> **What you are asked to do**:
Retype every one of the following lines without changing anything.

(Stored records)

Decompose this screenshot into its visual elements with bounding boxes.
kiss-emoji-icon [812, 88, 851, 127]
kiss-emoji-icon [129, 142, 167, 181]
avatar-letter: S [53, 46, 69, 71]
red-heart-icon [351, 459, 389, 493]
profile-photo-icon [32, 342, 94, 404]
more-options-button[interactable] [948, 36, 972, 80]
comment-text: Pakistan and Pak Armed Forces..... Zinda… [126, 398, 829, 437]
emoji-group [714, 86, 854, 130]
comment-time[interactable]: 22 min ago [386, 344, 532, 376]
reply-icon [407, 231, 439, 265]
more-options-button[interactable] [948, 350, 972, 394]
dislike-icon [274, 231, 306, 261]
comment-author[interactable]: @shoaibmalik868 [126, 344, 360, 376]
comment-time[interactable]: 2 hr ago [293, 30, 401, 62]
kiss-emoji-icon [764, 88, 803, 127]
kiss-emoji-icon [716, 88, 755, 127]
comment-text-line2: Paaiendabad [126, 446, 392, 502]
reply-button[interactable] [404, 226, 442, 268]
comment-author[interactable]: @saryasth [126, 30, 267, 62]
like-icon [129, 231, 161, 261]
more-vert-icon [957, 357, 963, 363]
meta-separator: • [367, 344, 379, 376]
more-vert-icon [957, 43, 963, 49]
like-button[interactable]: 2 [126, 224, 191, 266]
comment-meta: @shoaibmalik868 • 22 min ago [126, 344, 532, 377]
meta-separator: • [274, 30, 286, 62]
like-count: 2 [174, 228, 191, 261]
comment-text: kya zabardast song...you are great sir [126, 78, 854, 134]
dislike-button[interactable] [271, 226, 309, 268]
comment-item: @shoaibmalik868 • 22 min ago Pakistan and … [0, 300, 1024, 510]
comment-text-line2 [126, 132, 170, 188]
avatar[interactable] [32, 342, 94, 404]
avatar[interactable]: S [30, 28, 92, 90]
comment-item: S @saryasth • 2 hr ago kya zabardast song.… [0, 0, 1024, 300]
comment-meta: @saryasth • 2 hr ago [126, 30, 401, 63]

> **Task output**:
Decompose this screenshot into its visual elements with bounding boxes.
kiss-emoji-icon [812, 88, 851, 127]
kiss-emoji-icon [129, 142, 167, 181]
avatar-letter: S [53, 46, 69, 71]
red-heart-icon [351, 459, 389, 493]
profile-photo-icon [32, 342, 94, 404]
more-options-button[interactable] [948, 36, 972, 80]
comment-text: Pakistan and Pak Armed Forces..... Zinda… [126, 398, 829, 437]
emoji-group [714, 86, 854, 130]
comment-time[interactable]: 22 min ago [386, 344, 532, 376]
reply-icon [407, 231, 439, 265]
more-options-button[interactable] [948, 350, 972, 394]
dislike-icon [274, 231, 306, 261]
comment-author[interactable]: @shoaibmalik868 [126, 344, 360, 376]
comment-time[interactable]: 2 hr ago [293, 30, 401, 62]
kiss-emoji-icon [764, 88, 803, 127]
kiss-emoji-icon [716, 88, 755, 127]
comment-text-line2: Paaiendabad [126, 446, 392, 502]
reply-button[interactable] [404, 226, 442, 268]
comment-author[interactable]: @saryasth [126, 30, 267, 62]
like-icon [129, 231, 161, 261]
more-vert-icon [957, 357, 963, 363]
meta-separator: • [367, 344, 379, 376]
more-vert-icon [957, 43, 963, 49]
like-button[interactable]: 2 [126, 224, 191, 266]
comment-meta: @shoaibmalik868 • 22 min ago [126, 344, 532, 377]
meta-separator: • [274, 30, 286, 62]
like-count: 2 [174, 228, 191, 261]
comment-text: kya zabardast song...you are great sir [126, 78, 854, 134]
dislike-button[interactable] [271, 226, 309, 268]
comment-item: @shoaibmalik868 • 22 min ago Pakistan and … [0, 300, 1024, 510]
comment-text-line2 [126, 132, 170, 188]
avatar[interactable] [32, 342, 94, 404]
avatar[interactable]: S [30, 28, 92, 90]
comment-item: S @saryasth • 2 hr ago kya zabardast song.… [0, 0, 1024, 300]
comment-meta: @saryasth • 2 hr ago [126, 30, 401, 63]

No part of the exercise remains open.